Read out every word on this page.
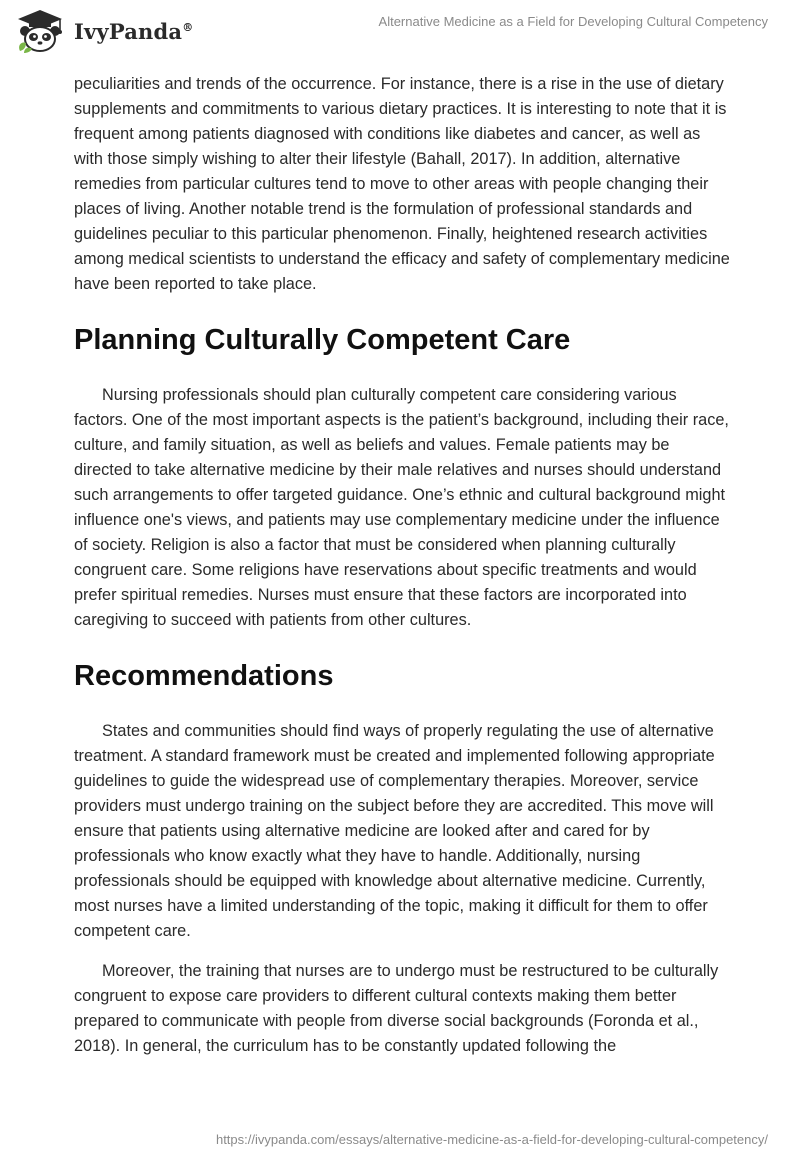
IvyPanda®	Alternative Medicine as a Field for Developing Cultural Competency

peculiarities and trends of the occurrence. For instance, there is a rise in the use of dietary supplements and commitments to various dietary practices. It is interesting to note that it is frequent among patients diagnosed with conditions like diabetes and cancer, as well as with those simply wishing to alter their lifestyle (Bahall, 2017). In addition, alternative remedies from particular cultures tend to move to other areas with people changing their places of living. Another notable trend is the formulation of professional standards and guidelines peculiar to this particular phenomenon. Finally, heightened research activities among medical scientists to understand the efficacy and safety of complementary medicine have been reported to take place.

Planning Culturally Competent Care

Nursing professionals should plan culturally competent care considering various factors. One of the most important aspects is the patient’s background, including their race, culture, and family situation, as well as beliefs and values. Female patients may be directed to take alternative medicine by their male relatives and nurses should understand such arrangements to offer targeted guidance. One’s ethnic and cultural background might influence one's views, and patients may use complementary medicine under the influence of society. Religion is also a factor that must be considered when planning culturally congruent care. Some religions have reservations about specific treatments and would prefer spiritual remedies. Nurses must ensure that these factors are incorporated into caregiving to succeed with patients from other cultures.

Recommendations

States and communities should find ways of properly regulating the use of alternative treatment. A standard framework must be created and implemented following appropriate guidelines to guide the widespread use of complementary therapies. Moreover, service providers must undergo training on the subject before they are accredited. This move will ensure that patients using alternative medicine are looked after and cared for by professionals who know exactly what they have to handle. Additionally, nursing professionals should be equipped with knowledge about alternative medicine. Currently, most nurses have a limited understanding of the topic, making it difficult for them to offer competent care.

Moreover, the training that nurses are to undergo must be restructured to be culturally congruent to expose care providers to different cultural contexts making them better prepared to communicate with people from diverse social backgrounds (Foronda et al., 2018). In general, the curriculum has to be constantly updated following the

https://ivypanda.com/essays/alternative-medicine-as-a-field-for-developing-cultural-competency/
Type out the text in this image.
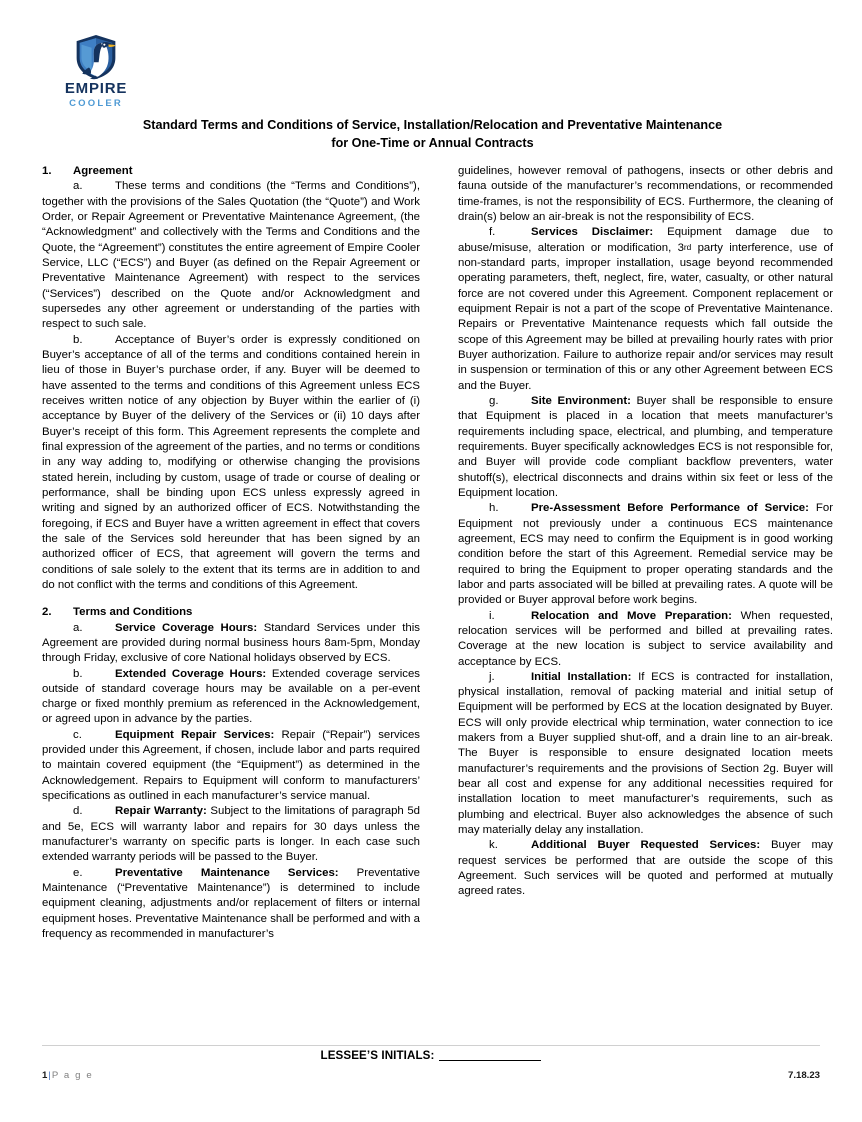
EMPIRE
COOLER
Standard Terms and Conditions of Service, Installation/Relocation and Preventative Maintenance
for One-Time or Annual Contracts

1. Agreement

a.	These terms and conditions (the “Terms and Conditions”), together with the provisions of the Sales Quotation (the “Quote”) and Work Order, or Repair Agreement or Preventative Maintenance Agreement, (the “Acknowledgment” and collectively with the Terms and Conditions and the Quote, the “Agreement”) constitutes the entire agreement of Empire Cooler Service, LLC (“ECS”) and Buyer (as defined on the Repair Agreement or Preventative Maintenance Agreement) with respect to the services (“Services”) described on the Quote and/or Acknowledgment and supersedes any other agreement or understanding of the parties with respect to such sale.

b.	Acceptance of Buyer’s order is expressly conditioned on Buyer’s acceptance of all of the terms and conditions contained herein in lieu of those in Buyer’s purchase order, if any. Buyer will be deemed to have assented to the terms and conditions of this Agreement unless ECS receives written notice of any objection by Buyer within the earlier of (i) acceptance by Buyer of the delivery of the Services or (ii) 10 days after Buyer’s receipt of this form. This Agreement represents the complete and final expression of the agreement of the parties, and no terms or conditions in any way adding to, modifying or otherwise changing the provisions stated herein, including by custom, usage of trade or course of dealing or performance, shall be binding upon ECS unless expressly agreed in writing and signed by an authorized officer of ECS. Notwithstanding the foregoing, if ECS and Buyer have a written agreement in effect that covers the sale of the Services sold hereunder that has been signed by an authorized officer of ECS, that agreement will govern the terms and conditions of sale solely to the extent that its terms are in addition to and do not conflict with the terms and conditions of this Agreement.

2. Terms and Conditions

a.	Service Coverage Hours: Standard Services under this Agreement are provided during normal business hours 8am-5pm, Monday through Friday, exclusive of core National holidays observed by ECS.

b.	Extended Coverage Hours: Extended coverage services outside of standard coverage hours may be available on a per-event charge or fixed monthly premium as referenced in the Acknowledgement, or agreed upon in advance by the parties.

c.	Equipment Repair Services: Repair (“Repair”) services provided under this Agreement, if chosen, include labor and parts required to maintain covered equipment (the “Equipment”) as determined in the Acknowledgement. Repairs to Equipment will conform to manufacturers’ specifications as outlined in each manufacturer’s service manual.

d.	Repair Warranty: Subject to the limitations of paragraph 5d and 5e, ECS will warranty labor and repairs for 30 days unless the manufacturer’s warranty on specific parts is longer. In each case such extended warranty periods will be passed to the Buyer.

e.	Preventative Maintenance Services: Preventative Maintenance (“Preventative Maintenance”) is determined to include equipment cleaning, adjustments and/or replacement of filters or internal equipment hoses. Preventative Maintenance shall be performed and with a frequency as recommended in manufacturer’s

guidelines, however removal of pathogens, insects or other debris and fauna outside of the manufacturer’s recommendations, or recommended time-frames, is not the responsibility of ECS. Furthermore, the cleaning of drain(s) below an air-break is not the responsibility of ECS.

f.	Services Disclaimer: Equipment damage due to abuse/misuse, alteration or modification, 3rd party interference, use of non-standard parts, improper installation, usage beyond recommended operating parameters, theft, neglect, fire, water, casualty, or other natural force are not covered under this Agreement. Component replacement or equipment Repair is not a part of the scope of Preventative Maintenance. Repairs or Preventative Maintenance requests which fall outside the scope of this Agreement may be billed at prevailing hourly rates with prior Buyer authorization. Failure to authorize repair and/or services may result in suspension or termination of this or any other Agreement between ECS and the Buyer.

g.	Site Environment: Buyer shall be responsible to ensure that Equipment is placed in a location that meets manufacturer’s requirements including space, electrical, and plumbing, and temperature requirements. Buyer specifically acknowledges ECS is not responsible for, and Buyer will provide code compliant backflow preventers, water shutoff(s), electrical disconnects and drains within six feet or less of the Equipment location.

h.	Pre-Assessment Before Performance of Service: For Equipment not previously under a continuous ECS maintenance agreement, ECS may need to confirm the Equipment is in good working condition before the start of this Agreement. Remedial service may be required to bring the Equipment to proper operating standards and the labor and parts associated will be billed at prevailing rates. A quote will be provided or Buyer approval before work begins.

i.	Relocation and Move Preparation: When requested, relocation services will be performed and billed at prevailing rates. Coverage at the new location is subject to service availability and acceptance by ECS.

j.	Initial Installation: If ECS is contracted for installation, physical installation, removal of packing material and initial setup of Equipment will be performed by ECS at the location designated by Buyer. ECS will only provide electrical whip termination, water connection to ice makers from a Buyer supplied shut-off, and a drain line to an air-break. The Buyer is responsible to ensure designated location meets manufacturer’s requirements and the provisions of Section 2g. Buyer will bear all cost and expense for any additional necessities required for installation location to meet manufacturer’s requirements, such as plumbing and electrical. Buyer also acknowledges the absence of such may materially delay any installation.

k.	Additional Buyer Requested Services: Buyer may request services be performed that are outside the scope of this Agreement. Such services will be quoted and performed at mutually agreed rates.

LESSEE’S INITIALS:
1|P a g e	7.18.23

## Task to complete:
Go back to the records above and write them out exactly, without the pictures.

## Your solution:
Read out every word on this page.
IvyPanda®	Alternative Medicine as a Field for Developing Cultural Competency

peculiarities and trends of the occurrence. For instance, there is a rise in the use of dietary supplements and commitments to various dietary practices. It is interesting to note that it is frequent among patients diagnosed with conditions like diabetes and cancer, as well as with those simply wishing to alter their lifestyle (Bahall, 2017). In addition, alternative remedies from particular cultures tend to move to other areas with people changing their places of living. Another notable trend is the formulation of professional standards and guidelines peculiar to this particular phenomenon. Finally, heightened research activities among medical scientists to understand the efficacy and safety of complementary medicine have been reported to take place.

Planning Culturally Competent Care

Nursing professionals should plan culturally competent care considering various factors. One of the most important aspects is the patient’s background, including their race, culture, and family situation, as well as beliefs and values. Female patients may be directed to take alternative medicine by their male relatives and nurses should understand such arrangements to offer targeted guidance. One’s ethnic and cultural background might influence one's views, and patients may use complementary medicine under the influence of society. Religion is also a factor that must be considered when planning culturally congruent care. Some religions have reservations about specific treatments and would prefer spiritual remedies. Nurses must ensure that these factors are incorporated into caregiving to succeed with patients from other cultures.

Recommendations

States and communities should find ways of properly regulating the use of alternative treatment. A standard framework must be created and implemented following appropriate guidelines to guide the widespread use of complementary therapies. Moreover, service providers must undergo training on the subject before they are accredited. This move will ensure that patients using alternative medicine are looked after and cared for by professionals who know exactly what they have to handle. Additionally, nursing professionals should be equipped with knowledge about alternative medicine. Currently, most nurses have a limited understanding of the topic, making it difficult for them to offer competent care.

Moreover, the training that nurses are to undergo must be restructured to be culturally congruent to expose care providers to different cultural contexts making them better prepared to communicate with people from diverse social backgrounds (Foronda et al., 2018). In general, the curriculum has to be constantly updated following the

https://ivypanda.com/essays/alternative-medicine-as-a-field-for-developing-cultural-competency/
Type out the text in this image.
EMPIRE
COOLER
Standard Terms and Conditions of Service, Installation/Relocation and Preventative Maintenance
for One-Time or Annual Contracts

1. Agreement

a.	These terms and conditions (the “Terms and Conditions”), together with the provisions of the Sales Quotation (the “Quote”) and Work Order, or Repair Agreement or Preventative Maintenance Agreement, (the “Acknowledgment” and collectively with the Terms and Conditions and the Quote, the “Agreement”) constitutes the entire agreement of Empire Cooler Service, LLC (“ECS”) and Buyer (as defined on the Repair Agreement or Preventative Maintenance Agreement) with respect to the services (“Services”) described on the Quote and/or Acknowledgment and supersedes any other agreement or understanding of the parties with respect to such sale.

b.	Acceptance of Buyer’s order is expressly conditioned on Buyer’s acceptance of all of the terms and conditions contained herein in lieu of those in Buyer’s purchase order, if any. Buyer will be deemed to have assented to the terms and conditions of this Agreement unless ECS receives written notice of any objection by Buyer within the earlier of (i) acceptance by Buyer of the delivery of the Services or (ii) 10 days after Buyer’s receipt of this form. This Agreement represents the complete and final expression of the agreement of the parties, and no terms or conditions in any way adding to, modifying or otherwise changing the provisions stated herein, including by custom, usage of trade or course of dealing or performance, shall be binding upon ECS unless expressly agreed in writing and signed by an authorized officer of ECS. Notwithstanding the foregoing, if ECS and Buyer have a written agreement in effect that covers the sale of the Services sold hereunder that has been signed by an authorized officer of ECS, that agreement will govern the terms and conditions of sale solely to the extent that its terms are in addition to and do not conflict with the terms and conditions of this Agreement.

2. Terms and Conditions

a.	Service Coverage Hours: Standard Services under this Agreement are provided during normal business hours 8am-5pm, Monday through Friday, exclusive of core National holidays observed by ECS.

b.	Extended Coverage Hours: Extended coverage services outside of standard coverage hours may be available on a per-event charge or fixed monthly premium as referenced in the Acknowledgement, or agreed upon in advance by the parties.

c.	Equipment Repair Services: Repair (“Repair”) services provided under this Agreement, if chosen, include labor and parts required to maintain covered equipment (the “Equipment”) as determined in the Acknowledgement. Repairs to Equipment will conform to manufacturers’ specifications as outlined in each manufacturer’s service manual.

d.	Repair Warranty: Subject to the limitations of paragraph 5d and 5e, ECS will warranty labor and repairs for 30 days unless the manufacturer’s warranty on specific parts is longer. In each case such extended warranty periods will be passed to the Buyer.

e.	Preventative Maintenance Services: Preventative Maintenance (“Preventative Maintenance”) is determined to include equipment cleaning, adjustments and/or replacement of filters or internal equipment hoses. Preventative Maintenance shall be performed and with a frequency as recommended in manufacturer’s

guidelines, however removal of pathogens, insects or other debris and fauna outside of the manufacturer’s recommendations, or recommended time-frames, is not the responsibility of ECS. Furthermore, the cleaning of drain(s) below an air-break is not the responsibility of ECS.

f.	Services Disclaimer: Equipment damage due to abuse/misuse, alteration or modification, 3rd party interference, use of non-standard parts, improper installation, usage beyond recommended operating parameters, theft, neglect, fire, water, casualty, or other natural force are not covered under this Agreement. Component replacement or equipment Repair is not a part of the scope of Preventative Maintenance. Repairs or Preventative Maintenance requests which fall outside the scope of this Agreement may be billed at prevailing hourly rates with prior Buyer authorization. Failure to authorize repair and/or services may result in suspension or termination of this or any other Agreement between ECS and the Buyer.

g.	Site Environment: Buyer shall be responsible to ensure that Equipment is placed in a location that meets manufacturer’s requirements including space, electrical, and plumbing, and temperature requirements. Buyer specifically acknowledges ECS is not responsible for, and Buyer will provide code compliant backflow preventers, water shutoff(s), electrical disconnects and drains within six feet or less of the Equipment location.

h.	Pre-Assessment Before Performance of Service: For Equipment not previously under a continuous ECS maintenance agreement, ECS may need to confirm the Equipment is in good working condition before the start of this Agreement. Remedial service may be required to bring the Equipment to proper operating standards and the labor and parts associated will be billed at prevailing rates. A quote will be provided or Buyer approval before work begins.

i.	Relocation and Move Preparation: When requested, relocation services will be performed and billed at prevailing rates. Coverage at the new location is subject to service availability and acceptance by ECS.

j.	Initial Installation: If ECS is contracted for installation, physical installation, removal of packing material and initial setup of Equipment will be performed by ECS at the location designated by Buyer. ECS will only provide electrical whip termination, water connection to ice makers from a Buyer supplied shut-off, and a drain line to an air-break. The Buyer is responsible to ensure designated location meets manufacturer’s requirements and the provisions of Section 2g. Buyer will bear all cost and expense for any additional necessities required for installation location to meet manufacturer’s requirements, such as plumbing and electrical. Buyer also acknowledges the absence of such may materially delay any installation.

k.	Additional Buyer Requested Services: Buyer may request services be performed that are outside the scope of this Agreement. Such services will be quoted and performed at mutually agreed rates.

LESSEE’S INITIALS:
1|P a g e	7.18.23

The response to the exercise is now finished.